══ Supplied material

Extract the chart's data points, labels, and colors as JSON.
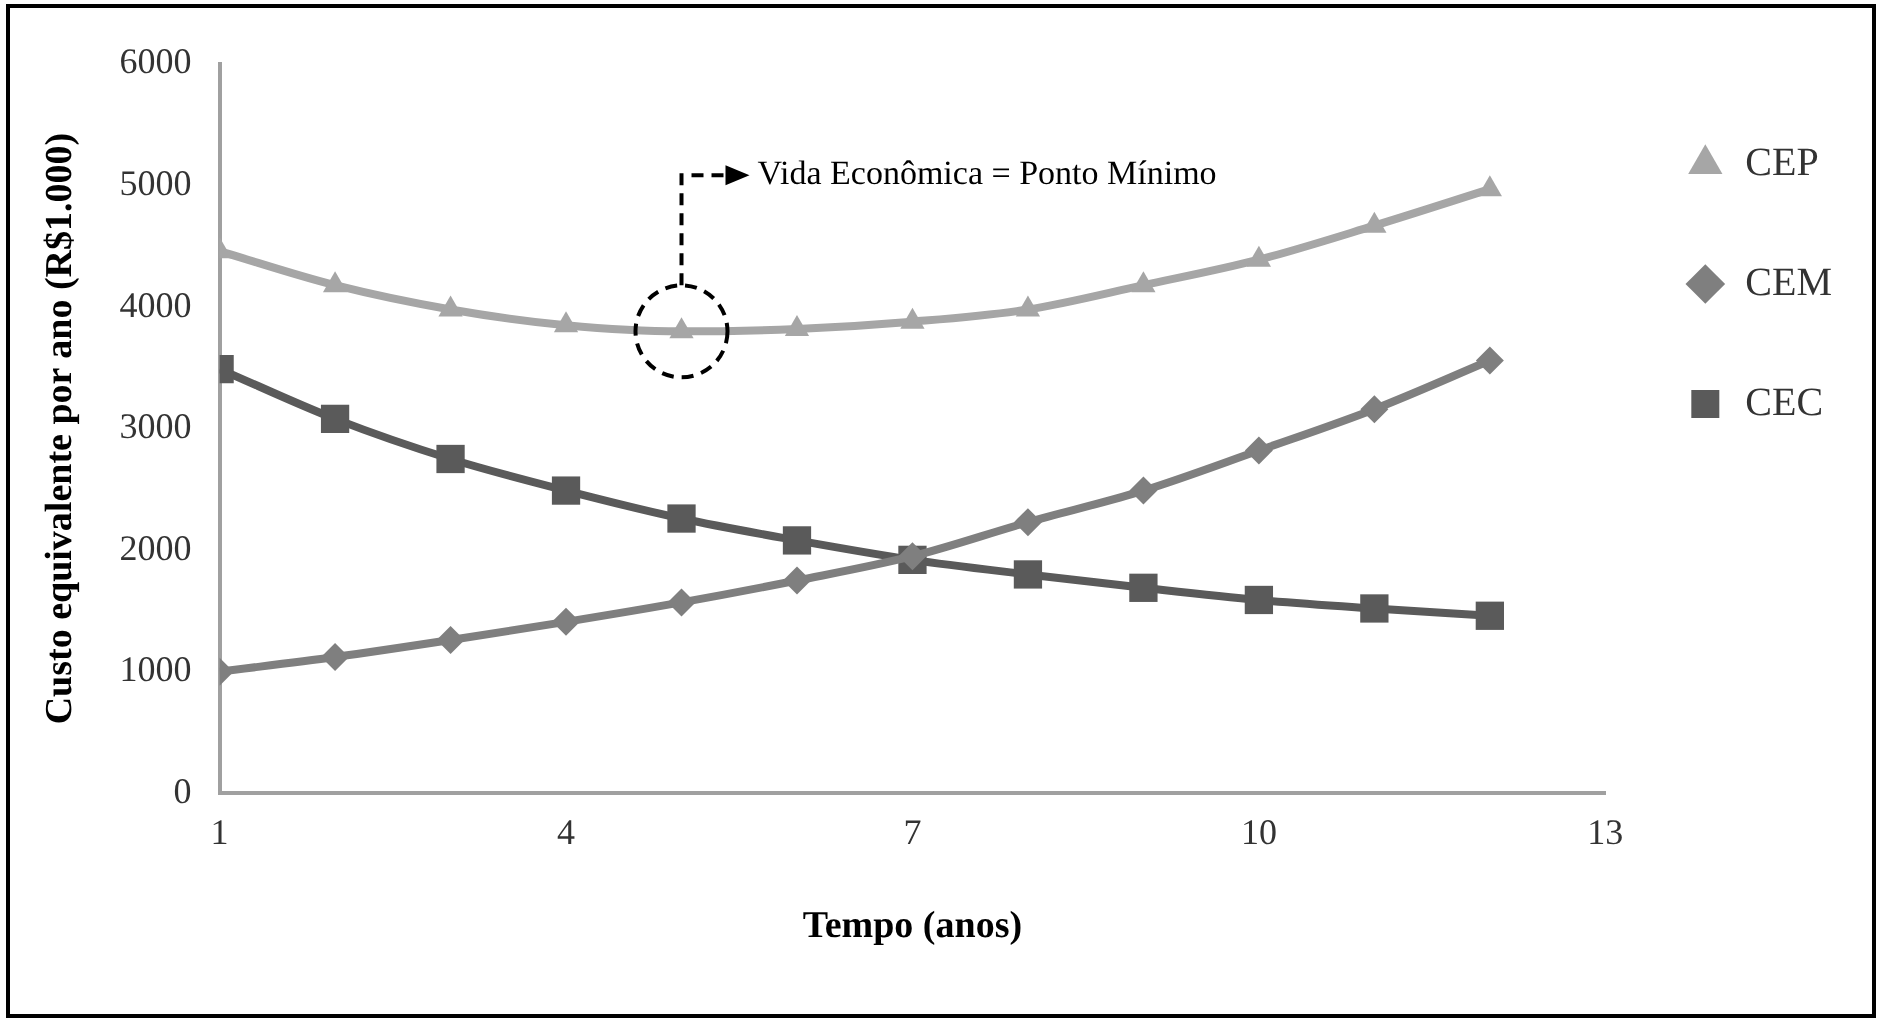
{
  "chart_data": {
    "type": "line",
    "ylabel": "Custo equivalente por ano (R$1.000)",
    "xlabel": "Tempo (anos)",
    "x": [
      1,
      2,
      3,
      4,
      5,
      6,
      7,
      8,
      9,
      10,
      11,
      12
    ],
    "series": [
      {
        "name": "CEP",
        "color": "#a6a6a6",
        "marker": "triangle",
        "values": [
          4460,
          4180,
          3980,
          3850,
          3800,
          3820,
          3880,
          3980,
          4180,
          4390,
          4670,
          4970
        ]
      },
      {
        "name": "CEM",
        "color": "#7f7f7f",
        "marker": "diamond",
        "values": [
          1000,
          1120,
          1260,
          1410,
          1570,
          1750,
          1950,
          2230,
          2490,
          2820,
          3160,
          3560
        ]
      },
      {
        "name": "CEC",
        "color": "#5a5a5a",
        "marker": "square",
        "values": [
          3490,
          3080,
          2750,
          2490,
          2260,
          2080,
          1920,
          1800,
          1690,
          1590,
          1520,
          1460
        ]
      }
    ],
    "xlim": [
      1,
      13
    ],
    "xticks": [
      1,
      4,
      7,
      10,
      13
    ],
    "ylim": [
      0,
      6000
    ],
    "yticks": [
      0,
      1000,
      2000,
      3000,
      4000,
      5000,
      6000
    ],
    "grid": false,
    "legend": "right",
    "annotations": [
      "Vida Econômica = Ponto Mínimo"
    ]
  }
}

════

What you will do.
All the material shown above is to be copied exactly, with no pictures carried over.

Response to the exercise.
Extract the chart's data points, labels, and colors as JSON.
{
  "chart_data": {
    "type": "line",
    "ylabel": "Custo equivalente por ano (R$1.000)",
    "xlabel": "Tempo (anos)",
    "x": [
      1,
      2,
      3,
      4,
      5,
      6,
      7,
      8,
      9,
      10,
      11,
      12
    ],
    "series": [
      {
        "name": "CEP",
        "color": "#a6a6a6",
        "marker": "triangle",
        "values": [
          4460,
          4180,
          3980,
          3850,
          3800,
          3820,
          3880,
          3980,
          4180,
          4390,
          4670,
          4970
        ]
      },
      {
        "name": "CEM",
        "color": "#7f7f7f",
        "marker": "diamond",
        "values": [
          1000,
          1120,
          1260,
          1410,
          1570,
          1750,
          1950,
          2230,
          2490,
          2820,
          3160,
          3560
        ]
      },
      {
        "name": "CEC",
        "color": "#5a5a5a",
        "marker": "square",
        "values": [
          3490,
          3080,
          2750,
          2490,
          2260,
          2080,
          1920,
          1800,
          1690,
          1590,
          1520,
          1460
        ]
      }
    ],
    "xlim": [
      1,
      13
    ],
    "xticks": [
      1,
      4,
      7,
      10,
      13
    ],
    "ylim": [
      0,
      6000
    ],
    "yticks": [
      0,
      1000,
      2000,
      3000,
      4000,
      5000,
      6000
    ],
    "grid": false,
    "legend": "right",
    "annotations": [
      "Vida Econômica = Ponto Mínimo"
    ]
  }
}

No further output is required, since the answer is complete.